#### What to work on:
Look at the entries below and reproduce them exactly.

#### Dataset extract:
..............................

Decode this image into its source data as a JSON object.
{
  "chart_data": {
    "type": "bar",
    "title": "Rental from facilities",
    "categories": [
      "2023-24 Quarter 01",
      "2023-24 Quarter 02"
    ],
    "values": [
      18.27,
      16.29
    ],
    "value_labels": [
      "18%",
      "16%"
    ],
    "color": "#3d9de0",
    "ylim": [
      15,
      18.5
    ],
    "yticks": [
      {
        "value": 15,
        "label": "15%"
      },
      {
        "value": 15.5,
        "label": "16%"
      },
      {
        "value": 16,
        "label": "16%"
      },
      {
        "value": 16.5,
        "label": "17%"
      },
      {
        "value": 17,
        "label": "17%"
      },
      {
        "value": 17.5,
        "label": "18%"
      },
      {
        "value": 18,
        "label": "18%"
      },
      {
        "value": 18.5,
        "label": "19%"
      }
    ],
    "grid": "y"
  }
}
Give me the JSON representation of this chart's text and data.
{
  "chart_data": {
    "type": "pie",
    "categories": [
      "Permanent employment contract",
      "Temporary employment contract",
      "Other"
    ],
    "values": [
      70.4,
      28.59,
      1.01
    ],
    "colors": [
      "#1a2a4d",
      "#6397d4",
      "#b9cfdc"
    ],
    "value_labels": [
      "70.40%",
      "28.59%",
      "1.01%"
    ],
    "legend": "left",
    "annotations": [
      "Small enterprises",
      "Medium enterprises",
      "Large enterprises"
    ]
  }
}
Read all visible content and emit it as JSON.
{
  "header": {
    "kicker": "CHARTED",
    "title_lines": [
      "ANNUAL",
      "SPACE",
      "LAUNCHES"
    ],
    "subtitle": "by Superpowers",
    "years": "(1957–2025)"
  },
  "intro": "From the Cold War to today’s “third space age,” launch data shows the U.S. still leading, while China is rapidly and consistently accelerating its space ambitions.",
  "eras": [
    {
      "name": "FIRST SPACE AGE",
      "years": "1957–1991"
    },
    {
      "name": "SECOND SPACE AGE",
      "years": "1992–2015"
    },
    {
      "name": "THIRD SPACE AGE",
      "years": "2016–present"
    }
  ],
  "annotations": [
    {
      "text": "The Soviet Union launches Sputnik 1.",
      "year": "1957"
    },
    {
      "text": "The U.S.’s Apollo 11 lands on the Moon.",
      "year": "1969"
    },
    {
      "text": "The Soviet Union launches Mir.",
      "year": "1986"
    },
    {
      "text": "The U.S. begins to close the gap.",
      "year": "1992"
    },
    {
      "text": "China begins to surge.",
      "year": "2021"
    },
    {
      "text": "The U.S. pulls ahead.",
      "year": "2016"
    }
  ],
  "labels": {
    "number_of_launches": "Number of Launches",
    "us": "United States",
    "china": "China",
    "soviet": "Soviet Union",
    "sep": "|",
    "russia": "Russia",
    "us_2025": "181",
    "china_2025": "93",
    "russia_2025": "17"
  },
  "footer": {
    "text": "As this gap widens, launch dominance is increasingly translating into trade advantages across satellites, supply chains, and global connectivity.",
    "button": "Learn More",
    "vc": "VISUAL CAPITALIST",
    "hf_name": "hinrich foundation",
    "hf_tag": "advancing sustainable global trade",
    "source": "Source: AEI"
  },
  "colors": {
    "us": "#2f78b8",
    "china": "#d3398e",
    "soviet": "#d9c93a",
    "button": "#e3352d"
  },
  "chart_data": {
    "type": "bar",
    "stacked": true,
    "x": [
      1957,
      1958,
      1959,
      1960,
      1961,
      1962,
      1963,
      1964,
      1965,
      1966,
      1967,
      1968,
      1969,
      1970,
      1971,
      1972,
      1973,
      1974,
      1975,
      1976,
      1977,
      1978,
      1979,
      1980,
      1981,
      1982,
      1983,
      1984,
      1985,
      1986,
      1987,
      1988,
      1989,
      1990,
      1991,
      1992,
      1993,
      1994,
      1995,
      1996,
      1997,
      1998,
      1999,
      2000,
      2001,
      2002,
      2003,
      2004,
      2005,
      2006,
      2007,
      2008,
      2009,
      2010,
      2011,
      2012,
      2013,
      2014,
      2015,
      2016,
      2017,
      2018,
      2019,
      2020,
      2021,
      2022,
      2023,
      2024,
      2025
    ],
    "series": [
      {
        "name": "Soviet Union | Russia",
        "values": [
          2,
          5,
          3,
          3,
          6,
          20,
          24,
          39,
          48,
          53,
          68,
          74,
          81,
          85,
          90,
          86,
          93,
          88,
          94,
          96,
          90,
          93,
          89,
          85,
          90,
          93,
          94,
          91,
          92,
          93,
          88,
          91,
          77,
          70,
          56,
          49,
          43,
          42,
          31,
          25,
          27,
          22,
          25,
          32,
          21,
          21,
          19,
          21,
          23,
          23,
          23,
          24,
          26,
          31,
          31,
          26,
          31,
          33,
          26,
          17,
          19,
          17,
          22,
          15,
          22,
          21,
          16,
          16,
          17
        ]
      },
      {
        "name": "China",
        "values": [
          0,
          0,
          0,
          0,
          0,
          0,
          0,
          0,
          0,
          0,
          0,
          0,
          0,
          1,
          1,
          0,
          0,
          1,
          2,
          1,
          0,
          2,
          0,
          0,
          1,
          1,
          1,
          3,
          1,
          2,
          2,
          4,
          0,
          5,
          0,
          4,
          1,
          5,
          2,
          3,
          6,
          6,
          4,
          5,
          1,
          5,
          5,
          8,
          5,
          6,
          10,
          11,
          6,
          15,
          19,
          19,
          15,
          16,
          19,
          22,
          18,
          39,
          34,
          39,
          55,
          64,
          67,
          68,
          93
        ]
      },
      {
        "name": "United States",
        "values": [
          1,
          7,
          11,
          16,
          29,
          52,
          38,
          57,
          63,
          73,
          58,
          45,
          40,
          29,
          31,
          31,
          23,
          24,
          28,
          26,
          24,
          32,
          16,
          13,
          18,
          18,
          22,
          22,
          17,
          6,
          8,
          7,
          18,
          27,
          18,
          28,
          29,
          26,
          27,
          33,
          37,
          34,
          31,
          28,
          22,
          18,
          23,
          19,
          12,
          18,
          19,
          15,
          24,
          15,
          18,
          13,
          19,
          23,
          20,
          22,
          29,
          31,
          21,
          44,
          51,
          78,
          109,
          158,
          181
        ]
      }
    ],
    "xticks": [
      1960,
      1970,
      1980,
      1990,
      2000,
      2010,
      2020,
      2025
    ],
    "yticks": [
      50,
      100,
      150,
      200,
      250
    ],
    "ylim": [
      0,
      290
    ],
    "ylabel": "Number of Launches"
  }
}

..............................

#### Reply:
Decode this image into its source data as a JSON object.
{
  "chart_data": {
    "type": "bar",
    "title": "Rental from facilities",
    "categories": [
      "2023-24 Quarter 01",
      "2023-24 Quarter 02"
    ],
    "values": [
      18.27,
      16.29
    ],
    "value_labels": [
      "18%",
      "16%"
    ],
    "color": "#3d9de0",
    "ylim": [
      15,
      18.5
    ],
    "yticks": [
      {
        "value": 15,
        "label": "15%"
      },
      {
        "value": 15.5,
        "label": "16%"
      },
      {
        "value": 16,
        "label": "16%"
      },
      {
        "value": 16.5,
        "label": "17%"
      },
      {
        "value": 17,
        "label": "17%"
      },
      {
        "value": 17.5,
        "label": "18%"
      },
      {
        "value": 18,
        "label": "18%"
      },
      {
        "value": 18.5,
        "label": "19%"
      }
    ],
    "grid": "y"
  }
}
Give me the JSON representation of this chart's text and data.
{
  "chart_data": {
    "type": "pie",
    "categories": [
      "Permanent employment contract",
      "Temporary employment contract",
      "Other"
    ],
    "values": [
      70.4,
      28.59,
      1.01
    ],
    "colors": [
      "#1a2a4d",
      "#6397d4",
      "#b9cfdc"
    ],
    "value_labels": [
      "70.40%",
      "28.59%",
      "1.01%"
    ],
    "legend": "left",
    "annotations": [
      "Small enterprises",
      "Medium enterprises",
      "Large enterprises"
    ]
  }
}
Read all visible content and emit it as JSON.
{
  "header": {
    "kicker": "CHARTED",
    "title_lines": [
      "ANNUAL",
      "SPACE",
      "LAUNCHES"
    ],
    "subtitle": "by Superpowers",
    "years": "(1957–2025)"
  },
  "intro": "From the Cold War to today’s “third space age,” launch data shows the U.S. still leading, while China is rapidly and consistently accelerating its space ambitions.",
  "eras": [
    {
      "name": "FIRST SPACE AGE",
      "years": "1957–1991"
    },
    {
      "name": "SECOND SPACE AGE",
      "years": "1992–2015"
    },
    {
      "name": "THIRD SPACE AGE",
      "years": "2016–present"
    }
  ],
  "annotations": [
    {
      "text": "The Soviet Union launches Sputnik 1.",
      "year": "1957"
    },
    {
      "text": "The U.S.’s Apollo 11 lands on the Moon.",
      "year": "1969"
    },
    {
      "text": "The Soviet Union launches Mir.",
      "year": "1986"
    },
    {
      "text": "The U.S. begins to close the gap.",
      "year": "1992"
    },
    {
      "text": "China begins to surge.",
      "year": "2021"
    },
    {
      "text": "The U.S. pulls ahead.",
      "year": "2016"
    }
  ],
  "labels": {
    "number_of_launches": "Number of Launches",
    "us": "United States",
    "china": "China",
    "soviet": "Soviet Union",
    "sep": "|",
    "russia": "Russia",
    "us_2025": "181",
    "china_2025": "93",
    "russia_2025": "17"
  },
  "footer": {
    "text": "As this gap widens, launch dominance is increasingly translating into trade advantages across satellites, supply chains, and global connectivity.",
    "button": "Learn More",
    "vc": "VISUAL CAPITALIST",
    "hf_name": "hinrich foundation",
    "hf_tag": "advancing sustainable global trade",
    "source": "Source: AEI"
  },
  "colors": {
    "us": "#2f78b8",
    "china": "#d3398e",
    "soviet": "#d9c93a",
    "button": "#e3352d"
  },
  "chart_data": {
    "type": "bar",
    "stacked": true,
    "x": [
      1957,
      1958,
      1959,
      1960,
      1961,
      1962,
      1963,
      1964,
      1965,
      1966,
      1967,
      1968,
      1969,
      1970,
      1971,
      1972,
      1973,
      1974,
      1975,
      1976,
      1977,
      1978,
      1979,
      1980,
      1981,
      1982,
      1983,
      1984,
      1985,
      1986,
      1987,
      1988,
      1989,
      1990,
      1991,
      1992,
      1993,
      1994,
      1995,
      1996,
      1997,
      1998,
      1999,
      2000,
      2001,
      2002,
      2003,
      2004,
      2005,
      2006,
      2007,
      2008,
      2009,
      2010,
      2011,
      2012,
      2013,
      2014,
      2015,
      2016,
      2017,
      2018,
      2019,
      2020,
      2021,
      2022,
      2023,
      2024,
      2025
    ],
    "series": [
      {
        "name": "Soviet Union | Russia",
        "values": [
          2,
          5,
          3,
          3,
          6,
          20,
          24,
          39,
          48,
          53,
          68,
          74,
          81,
          85,
          90,
          86,
          93,
          88,
          94,
          96,
          90,
          93,
          89,
          85,
          90,
          93,
          94,
          91,
          92,
          93,
          88,
          91,
          77,
          70,
          56,
          49,
          43,
          42,
          31,
          25,
          27,
          22,
          25,
          32,
          21,
          21,
          19,
          21,
          23,
          23,
          23,
          24,
          26,
          31,
          31,
          26,
          31,
          33,
          26,
          17,
          19,
          17,
          22,
          15,
          22,
          21,
          16,
          16,
          17
        ]
      },
      {
        "name": "China",
        "values": [
          0,
          0,
          0,
          0,
          0,
          0,
          0,
          0,
          0,
          0,
          0,
          0,
          0,
          1,
          1,
          0,
          0,
          1,
          2,
          1,
          0,
          2,
          0,
          0,
          1,
          1,
          1,
          3,
          1,
          2,
          2,
          4,
          0,
          5,
          0,
          4,
          1,
          5,
          2,
          3,
          6,
          6,
          4,
          5,
          1,
          5,
          5,
          8,
          5,
          6,
          10,
          11,
          6,
          15,
          19,
          19,
          15,
          16,
          19,
          22,
          18,
          39,
          34,
          39,
          55,
          64,
          67,
          68,
          93
        ]
      },
      {
        "name": "United States",
        "values": [
          1,
          7,
          11,
          16,
          29,
          52,
          38,
          57,
          63,
          73,
          58,
          45,
          40,
          29,
          31,
          31,
          23,
          24,
          28,
          26,
          24,
          32,
          16,
          13,
          18,
          18,
          22,
          22,
          17,
          6,
          8,
          7,
          18,
          27,
          18,
          28,
          29,
          26,
          27,
          33,
          37,
          34,
          31,
          28,
          22,
          18,
          23,
          19,
          12,
          18,
          19,
          15,
          24,
          15,
          18,
          13,
          19,
          23,
          20,
          22,
          29,
          31,
          21,
          44,
          51,
          78,
          109,
          158,
          181
        ]
      }
    ],
    "xticks": [
      1960,
      1970,
      1980,
      1990,
      2000,
      2010,
      2020,
      2025
    ],
    "yticks": [
      50,
      100,
      150,
      200,
      250
    ],
    "ylim": [
      0,
      290
    ],
    "ylabel": "Number of Launches"
  }
}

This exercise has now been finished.